Record set
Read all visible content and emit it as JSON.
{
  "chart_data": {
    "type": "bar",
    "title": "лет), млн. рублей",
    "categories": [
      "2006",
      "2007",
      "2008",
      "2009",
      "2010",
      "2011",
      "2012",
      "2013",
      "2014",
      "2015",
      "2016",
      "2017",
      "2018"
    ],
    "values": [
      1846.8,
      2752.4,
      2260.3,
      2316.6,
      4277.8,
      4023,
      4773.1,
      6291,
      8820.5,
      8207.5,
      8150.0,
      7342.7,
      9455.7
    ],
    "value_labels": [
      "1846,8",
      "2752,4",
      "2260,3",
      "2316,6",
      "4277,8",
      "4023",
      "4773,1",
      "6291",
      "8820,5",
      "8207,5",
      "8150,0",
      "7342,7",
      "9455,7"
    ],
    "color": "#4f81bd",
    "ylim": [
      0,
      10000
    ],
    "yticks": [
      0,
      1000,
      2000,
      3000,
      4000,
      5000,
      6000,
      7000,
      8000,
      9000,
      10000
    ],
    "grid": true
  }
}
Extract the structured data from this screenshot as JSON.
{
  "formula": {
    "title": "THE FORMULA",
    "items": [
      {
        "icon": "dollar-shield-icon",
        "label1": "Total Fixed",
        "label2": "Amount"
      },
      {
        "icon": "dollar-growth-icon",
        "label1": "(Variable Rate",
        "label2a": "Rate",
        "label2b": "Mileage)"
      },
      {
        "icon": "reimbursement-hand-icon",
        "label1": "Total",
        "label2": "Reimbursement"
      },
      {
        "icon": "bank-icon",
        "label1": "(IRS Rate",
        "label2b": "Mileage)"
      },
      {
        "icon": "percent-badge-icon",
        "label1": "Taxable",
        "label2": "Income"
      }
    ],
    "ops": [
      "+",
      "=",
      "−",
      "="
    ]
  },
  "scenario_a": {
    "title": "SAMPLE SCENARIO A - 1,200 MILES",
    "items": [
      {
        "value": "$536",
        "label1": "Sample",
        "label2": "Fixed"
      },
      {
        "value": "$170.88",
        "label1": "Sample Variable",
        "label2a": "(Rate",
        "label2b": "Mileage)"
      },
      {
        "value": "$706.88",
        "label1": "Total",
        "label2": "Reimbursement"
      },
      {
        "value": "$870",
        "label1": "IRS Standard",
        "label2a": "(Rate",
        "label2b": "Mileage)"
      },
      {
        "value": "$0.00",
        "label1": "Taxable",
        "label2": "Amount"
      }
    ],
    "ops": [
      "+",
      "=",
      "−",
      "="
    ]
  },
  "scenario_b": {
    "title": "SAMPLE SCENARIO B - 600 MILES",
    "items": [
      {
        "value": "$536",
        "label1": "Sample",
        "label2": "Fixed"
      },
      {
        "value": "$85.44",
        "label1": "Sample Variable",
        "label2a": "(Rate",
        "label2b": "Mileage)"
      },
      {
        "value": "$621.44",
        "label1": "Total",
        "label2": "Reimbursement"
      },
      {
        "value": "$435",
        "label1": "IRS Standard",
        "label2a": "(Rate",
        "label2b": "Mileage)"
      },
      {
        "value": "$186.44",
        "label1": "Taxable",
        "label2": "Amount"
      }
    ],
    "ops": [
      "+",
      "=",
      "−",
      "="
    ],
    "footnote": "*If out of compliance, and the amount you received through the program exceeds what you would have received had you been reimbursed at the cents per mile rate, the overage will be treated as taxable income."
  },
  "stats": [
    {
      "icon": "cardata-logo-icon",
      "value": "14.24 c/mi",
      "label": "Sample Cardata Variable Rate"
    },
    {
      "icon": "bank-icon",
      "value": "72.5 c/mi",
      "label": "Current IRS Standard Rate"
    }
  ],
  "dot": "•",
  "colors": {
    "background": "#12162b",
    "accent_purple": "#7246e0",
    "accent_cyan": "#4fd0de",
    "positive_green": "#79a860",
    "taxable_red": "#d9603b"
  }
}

Problem details
Repeat all the records. Match each line exactly.

Result of this exercise
Read all visible content and emit it as JSON.
{
  "chart_data": {
    "type": "bar",
    "title": "лет), млн. рублей",
    "categories": [
      "2006",
      "2007",
      "2008",
      "2009",
      "2010",
      "2011",
      "2012",
      "2013",
      "2014",
      "2015",
      "2016",
      "2017",
      "2018"
    ],
    "values": [
      1846.8,
      2752.4,
      2260.3,
      2316.6,
      4277.8,
      4023,
      4773.1,
      6291,
      8820.5,
      8207.5,
      8150.0,
      7342.7,
      9455.7
    ],
    "value_labels": [
      "1846,8",
      "2752,4",
      "2260,3",
      "2316,6",
      "4277,8",
      "4023",
      "4773,1",
      "6291",
      "8820,5",
      "8207,5",
      "8150,0",
      "7342,7",
      "9455,7"
    ],
    "color": "#4f81bd",
    "ylim": [
      0,
      10000
    ],
    "yticks": [
      0,
      1000,
      2000,
      3000,
      4000,
      5000,
      6000,
      7000,
      8000,
      9000,
      10000
    ],
    "grid": true
  }
}
Extract the structured data from this screenshot as JSON.
{
  "formula": {
    "title": "THE FORMULA",
    "items": [
      {
        "icon": "dollar-shield-icon",
        "label1": "Total Fixed",
        "label2": "Amount"
      },
      {
        "icon": "dollar-growth-icon",
        "label1": "(Variable Rate",
        "label2a": "Rate",
        "label2b": "Mileage)"
      },
      {
        "icon": "reimbursement-hand-icon",
        "label1": "Total",
        "label2": "Reimbursement"
      },
      {
        "icon": "bank-icon",
        "label1": "(IRS Rate",
        "label2b": "Mileage)"
      },
      {
        "icon": "percent-badge-icon",
        "label1": "Taxable",
        "label2": "Income"
      }
    ],
    "ops": [
      "+",
      "=",
      "−",
      "="
    ]
  },
  "scenario_a": {
    "title": "SAMPLE SCENARIO A - 1,200 MILES",
    "items": [
      {
        "value": "$536",
        "label1": "Sample",
        "label2": "Fixed"
      },
      {
        "value": "$170.88",
        "label1": "Sample Variable",
        "label2a": "(Rate",
        "label2b": "Mileage)"
      },
      {
        "value": "$706.88",
        "label1": "Total",
        "label2": "Reimbursement"
      },
      {
        "value": "$870",
        "label1": "IRS Standard",
        "label2a": "(Rate",
        "label2b": "Mileage)"
      },
      {
        "value": "$0.00",
        "label1": "Taxable",
        "label2": "Amount"
      }
    ],
    "ops": [
      "+",
      "=",
      "−",
      "="
    ]
  },
  "scenario_b": {
    "title": "SAMPLE SCENARIO B - 600 MILES",
    "items": [
      {
        "value": "$536",
        "label1": "Sample",
        "label2": "Fixed"
      },
      {
        "value": "$85.44",
        "label1": "Sample Variable",
        "label2a": "(Rate",
        "label2b": "Mileage)"
      },
      {
        "value": "$621.44",
        "label1": "Total",
        "label2": "Reimbursement"
      },
      {
        "value": "$435",
        "label1": "IRS Standard",
        "label2a": "(Rate",
        "label2b": "Mileage)"
      },
      {
        "value": "$186.44",
        "label1": "Taxable",
        "label2": "Amount"
      }
    ],
    "ops": [
      "+",
      "=",
      "−",
      "="
    ],
    "footnote": "*If out of compliance, and the amount you received through the program exceeds what you would have received had you been reimbursed at the cents per mile rate, the overage will be treated as taxable income."
  },
  "stats": [
    {
      "icon": "cardata-logo-icon",
      "value": "14.24 c/mi",
      "label": "Sample Cardata Variable Rate"
    },
    {
      "icon": "bank-icon",
      "value": "72.5 c/mi",
      "label": "Current IRS Standard Rate"
    }
  ],
  "dot": "•",
  "colors": {
    "background": "#12162b",
    "accent_purple": "#7246e0",
    "accent_cyan": "#4fd0de",
    "positive_green": "#79a860",
    "taxable_red": "#d9603b"
  }
}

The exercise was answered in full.